** begin **

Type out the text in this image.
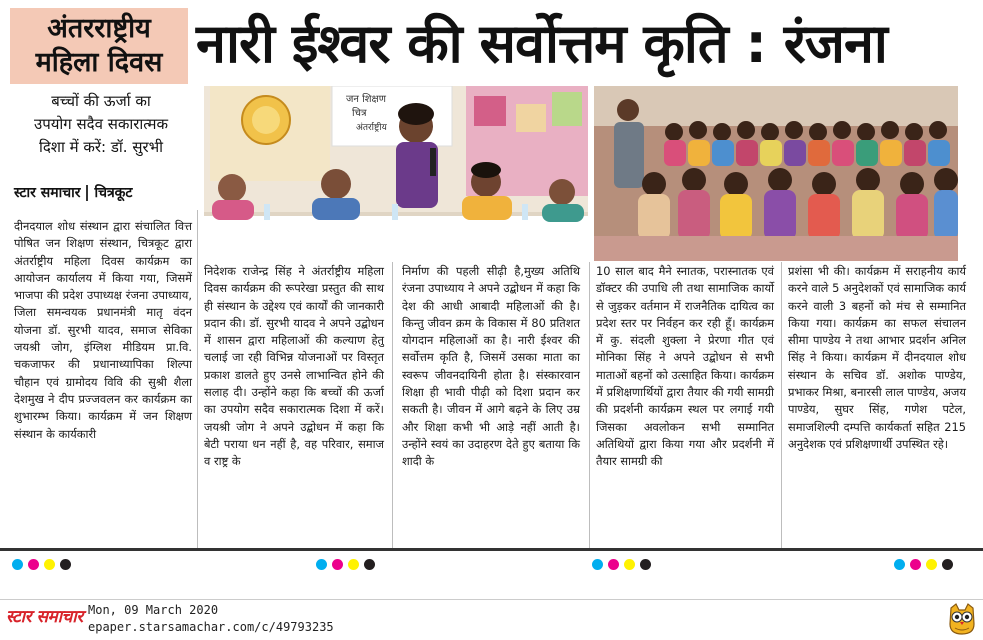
अंतरराष्ट्रीय
महिला दिवस नारी ईश्वर की सर्वोत्तम कृति : रंजना
बच्चों की ऊर्जा का
उपयोग सदैव सकारात्मक
दिशा में करें: डॉ. सुरभी
स्टार समाचार चित्रकूट
जन शिक्षण
चित्र
अंतर्राष्ट्रीय
दीनदयाल शोध संस्थान द्वारा संचालित वित्त पोषित जन शिक्षण संस्थान, चित्रकूट द्वारा अंतर्राष्ट्रीय महिला दिवस कार्यक्रम का आयोजन कार्यालय में किया गया, जिसमें भाजपा की प्रदेश उपाध्यक्ष रंजना उपाध्याय, जिला समन्वयक प्रधानमंत्री मातृ वंदन योजना डॉ. सुरभी यादव, समाज सेविका जयश्री जोग, इंग्लिश मीडियम प्रा.वि. चकजाफर की प्रधानाध्यापिका शिल्पा चौहान एवं ग्रामोदय विवि की सुश्री शैला देशमुख ने दीप प्रज्जवलन कर कार्यक्रम का शुभारम्भ किया। कार्यक्रम में जन शिक्षण संस्थान के कार्यकारी
निदेशक राजेन्द्र सिंह ने अंतर्राष्ट्रीय महिला दिवस कार्यक्रम की रूपरेखा प्रस्तुत की साथ ही संस्थान के उद्देश्य एवं कार्यों की जानकारी प्रदान की। डॉ. सुरभी यादव ने अपने उद्बोधन में शासन द्वारा महिलाओं की कल्याण हेतु चलाई जा रही विभिन्न योजनाओं पर विस्तृत प्रकाश डालते हुए उनसे लाभान्वित होने की सलाह दी। उन्होंने कहा कि बच्चों की ऊर्जा का उपयोग सदैव सकारात्मक दिशा में करें। जयश्री जोग ने अपने उद्बोधन में कहा कि बेटी पराया धन नहीं है, वह परिवार, समाज व राष्ट्र के
निर्माण की पहली सीढ़ी है,मुख्य अतिथि रंजना उपाध्याय ने अपने उद्बोधन में कहा कि देश की आधी आबादी महिलाओं की है। किन्तु जीवन क्रम के विकास में 80 प्रतिशत योगदान महिलाओं का है। नारी ईश्वर की सर्वोत्तम कृति है, जिसमें उसका माता का स्वरूप जीवनदायिनी होता है। संस्कारवान शिक्षा ही भावी पीढ़ी को दिशा प्रदान कर सकती है। जीवन में आगे बढ़ने के लिए उम्र और शिक्षा कभी भी आड़े नहीं आती है। उन्होंने स्वयं का उदाहरण देते हुए बताया कि शादी के
10 साल बाद मैने स्नातक, परास्नातक एवं डॉक्टर की उपाधि ली तथा सामाजिक कार्यो से जुड़कर वर्तमान में राजनैतिक दायित्व का प्रदेश स्तर पर निर्वहन कर रही हूँ। कार्यक्रम में कु. संदली शुक्ला ने प्रेरणा गीत एवं मोनिका सिंह ने अपने उद्बोधन से सभी माताओं बहनों को उत्साहित किया। कार्यक्रम में प्रशिक्षणार्थियों द्वारा तैयार की गयी सामग्री की प्रदर्शनी कार्यक्रम स्थल पर लगाई गयी जिसका अवलोकन सभी सम्मानित अतिथियों द्वारा किया गया और प्रदर्शनी में तैयार सामग्री की
प्रशंसा भी की। कार्यक्रम में सराहनीय कार्य करने वाले 5 अनुदेशकों एवं सामाजिक कार्य करने वाली 3 बहनों को मंच से सम्मानित किया गया। कार्यक्रम का सफल संचालन सीमा पाण्डेय ने तथा आभार प्रदर्शन अनिल सिंह ने किया। कार्यक्रम में दीनदयाल शोध संस्थान के सचिव डॉ. अशोक पाण्डेय, प्रभाकर मिश्रा, बनारसी लाल पाण्डेय, अजय पाण्डेय, सुघर सिंह, गणेश पटेल, समाजशिल्पी दम्पत्ति कार्यकर्ता सहित 215 अनुदेशक एवं प्रशिक्षणार्थी उपस्थित रहे।
स्टार समाचार Mon, 09 March 2020
epaper.starsamachar.com/c/49793235
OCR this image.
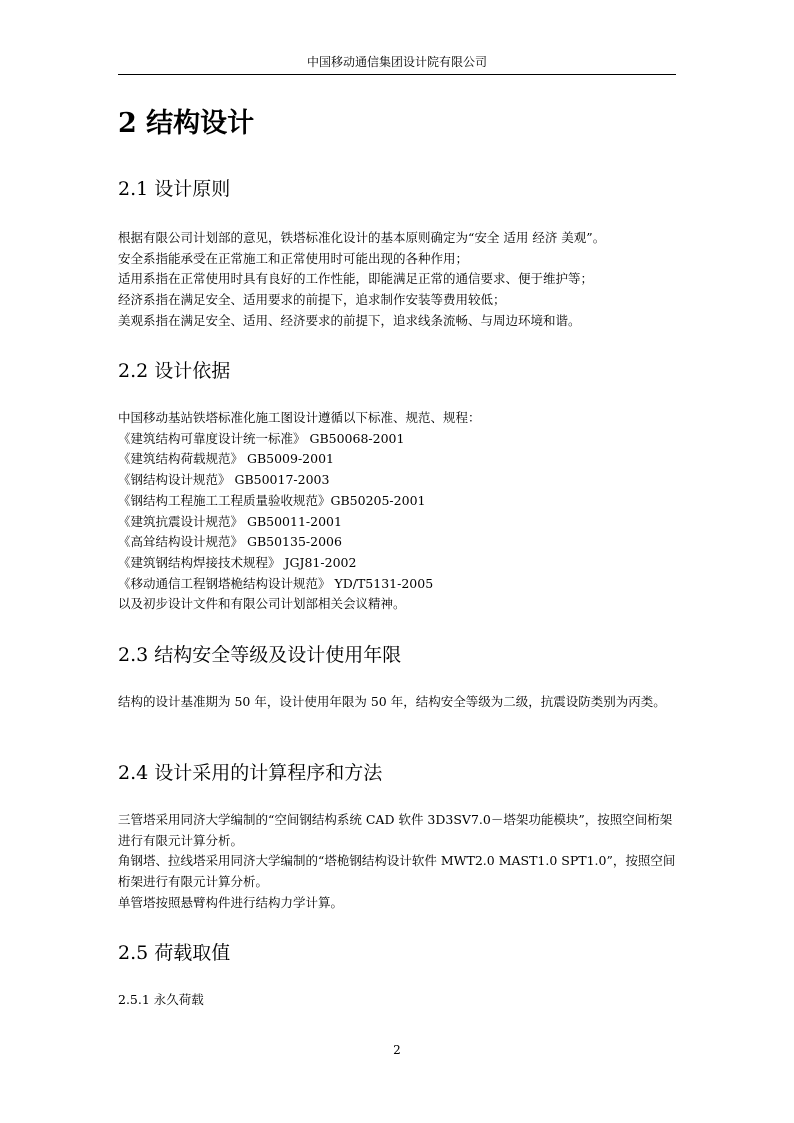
中国移动通信集团设计院有限公司
2 结构设计
2.1 设计原则

根据有限公司计划部的意见，铁塔标准化设计的基本原则确定为“安全 适用 经济 美观”。

安全系指能承受在正常施工和正常使用时可能出现的各种作用；

适用系指在正常使用时具有良好的工作性能，即能满足正常的通信要求、便于维护等；

经济系指在满足安全、适用要求的前提下，追求制作安装等费用较低；

美观系指在满足安全、适用、经济要求的前提下，追求线条流畅、与周边环境和谐。

2.2 设计依据

中国移动基站铁塔标准化施工图设计遵循以下标准、规范、规程：

《建筑结构可靠度设计统一标准》 GB50068-2001

《建筑结构荷载规范》 GB5009-2001

《钢结构设计规范》 GB50017-2003

《钢结构工程施工工程质量验收规范》GB50205-2001

《建筑抗震设计规范》 GB50011-2001

《高耸结构设计规范》 GB50135-2006

《建筑钢结构焊接技术规程》 JGJ81-2002

《移动通信工程钢塔桅结构设计规范》 YD/T5131-2005

以及初步设计文件和有限公司计划部相关会议精神。

2.3 结构安全等级及设计使用年限

结构的设计基准期为 50 年，设计使用年限为 50 年，结构安全等级为二级，抗震设防类别为丙类。

2.4 设计采用的计算程序和方法

三管塔采用同济大学编制的“空间钢结构系统 CAD 软件 3D3SV7.0－塔架功能模块”，按照空间桁架进行有限元计算分析。

角钢塔、拉线塔采用同济大学编制的“塔桅钢结构设计软件 MWT2.0 MAST1.0 SPT1.0”，按照空间桁架进行有限元计算分析。

单管塔按照悬臂构件进行结构力学计算。

2.5 荷载取值
2.5.1 永久荷载
2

** end **

Direction: Each line above that holds the string "this" should be copied and shown.

Result below:
Type out the text in this image.
OCR this image.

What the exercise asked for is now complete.